**Exercise prompt**
Show every line in the records below that contains the word "durch".

═══ Extracted data

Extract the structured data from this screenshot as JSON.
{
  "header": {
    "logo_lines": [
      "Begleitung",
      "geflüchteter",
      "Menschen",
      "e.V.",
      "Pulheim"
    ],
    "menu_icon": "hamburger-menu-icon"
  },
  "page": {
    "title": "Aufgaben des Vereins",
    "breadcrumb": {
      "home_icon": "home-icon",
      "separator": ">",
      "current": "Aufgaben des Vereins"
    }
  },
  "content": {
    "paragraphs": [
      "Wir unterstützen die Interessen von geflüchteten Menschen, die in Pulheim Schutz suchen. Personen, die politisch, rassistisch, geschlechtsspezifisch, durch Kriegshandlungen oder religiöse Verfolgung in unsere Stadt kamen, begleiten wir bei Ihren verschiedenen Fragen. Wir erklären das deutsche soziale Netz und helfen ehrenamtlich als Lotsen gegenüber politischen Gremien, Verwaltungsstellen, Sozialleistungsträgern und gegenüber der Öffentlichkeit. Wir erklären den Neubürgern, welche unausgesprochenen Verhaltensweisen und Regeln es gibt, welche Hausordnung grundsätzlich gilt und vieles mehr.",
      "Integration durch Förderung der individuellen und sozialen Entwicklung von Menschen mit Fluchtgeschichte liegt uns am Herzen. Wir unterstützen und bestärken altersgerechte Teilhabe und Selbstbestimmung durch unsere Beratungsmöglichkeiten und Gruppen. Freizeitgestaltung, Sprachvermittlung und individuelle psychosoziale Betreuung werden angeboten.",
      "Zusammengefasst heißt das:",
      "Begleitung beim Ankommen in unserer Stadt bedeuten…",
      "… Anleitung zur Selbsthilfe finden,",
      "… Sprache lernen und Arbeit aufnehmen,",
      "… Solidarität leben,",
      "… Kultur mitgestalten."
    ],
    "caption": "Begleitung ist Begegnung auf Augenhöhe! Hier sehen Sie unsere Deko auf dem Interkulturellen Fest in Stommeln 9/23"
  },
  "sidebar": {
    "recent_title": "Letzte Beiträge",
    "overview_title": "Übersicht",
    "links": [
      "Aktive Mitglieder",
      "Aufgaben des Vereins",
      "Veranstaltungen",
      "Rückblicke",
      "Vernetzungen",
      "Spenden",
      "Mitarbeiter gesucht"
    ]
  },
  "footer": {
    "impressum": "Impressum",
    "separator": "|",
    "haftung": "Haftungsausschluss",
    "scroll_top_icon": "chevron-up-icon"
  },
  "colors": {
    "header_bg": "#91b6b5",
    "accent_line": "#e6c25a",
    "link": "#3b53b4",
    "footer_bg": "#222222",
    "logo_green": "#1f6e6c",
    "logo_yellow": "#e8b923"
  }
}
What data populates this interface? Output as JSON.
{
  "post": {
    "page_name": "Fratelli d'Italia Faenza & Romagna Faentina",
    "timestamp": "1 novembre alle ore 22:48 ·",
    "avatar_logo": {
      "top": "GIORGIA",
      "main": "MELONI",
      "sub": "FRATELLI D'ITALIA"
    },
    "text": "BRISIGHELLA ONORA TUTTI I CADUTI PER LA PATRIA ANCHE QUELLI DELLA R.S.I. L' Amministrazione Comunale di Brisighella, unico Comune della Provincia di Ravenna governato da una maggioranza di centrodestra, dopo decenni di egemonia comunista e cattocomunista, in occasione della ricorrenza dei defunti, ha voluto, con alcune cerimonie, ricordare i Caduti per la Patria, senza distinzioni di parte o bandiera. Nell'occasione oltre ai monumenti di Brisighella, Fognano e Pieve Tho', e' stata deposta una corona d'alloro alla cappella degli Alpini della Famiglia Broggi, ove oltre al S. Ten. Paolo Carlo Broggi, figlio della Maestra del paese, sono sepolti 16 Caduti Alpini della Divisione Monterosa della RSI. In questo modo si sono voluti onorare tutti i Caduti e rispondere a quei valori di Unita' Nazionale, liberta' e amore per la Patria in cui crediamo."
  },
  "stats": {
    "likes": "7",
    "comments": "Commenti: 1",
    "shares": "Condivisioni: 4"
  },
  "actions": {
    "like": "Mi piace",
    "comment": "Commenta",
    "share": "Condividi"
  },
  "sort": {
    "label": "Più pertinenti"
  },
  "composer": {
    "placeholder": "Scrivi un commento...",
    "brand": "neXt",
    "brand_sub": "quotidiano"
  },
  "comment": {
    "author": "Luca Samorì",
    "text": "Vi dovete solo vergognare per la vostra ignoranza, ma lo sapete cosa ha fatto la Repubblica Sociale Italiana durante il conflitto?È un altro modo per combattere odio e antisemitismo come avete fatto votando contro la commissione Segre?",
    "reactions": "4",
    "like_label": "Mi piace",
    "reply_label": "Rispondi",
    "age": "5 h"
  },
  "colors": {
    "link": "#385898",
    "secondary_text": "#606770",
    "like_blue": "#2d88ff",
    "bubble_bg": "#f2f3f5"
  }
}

══════

**Exercise solution**
      "Wir unterstützen die Interessen von geflüchteten Menschen, die in Pulheim Schutz suchen. Personen, die politisch, rassistisch, geschlechtsspezifisch, durch Kriegshandlungen oder religiöse Verfolgung in unsere Stadt kamen, begleiten wir bei Ihren verschiedenen Fragen. Wir erklären das deutsche soziale Netz und helfen ehrenamtlich als Lotsen gegenüber politischen Gremien, Verwaltungsstellen, Sozialleistungsträgern und gegenüber der Öffentlichkeit. Wir erklären den Neubürgern, welche unausgesprochenen Verhaltensweisen und Regeln es gibt, welche Hausordnung grundsätzlich gilt und vieles mehr.",
      "Integration durch Förderung der individuellen und sozialen Entwicklung von Menschen mit Fluchtgeschichte liegt uns am Herzen. Wir unterstützen und bestärken altersgerechte Teilhabe und Selbstbestimmung durch unsere Beratungsmöglichkeiten und Gruppen. Freizeitgestaltung, Sprachvermittlung und individuelle psychosoziale Betreuung werden angeboten.",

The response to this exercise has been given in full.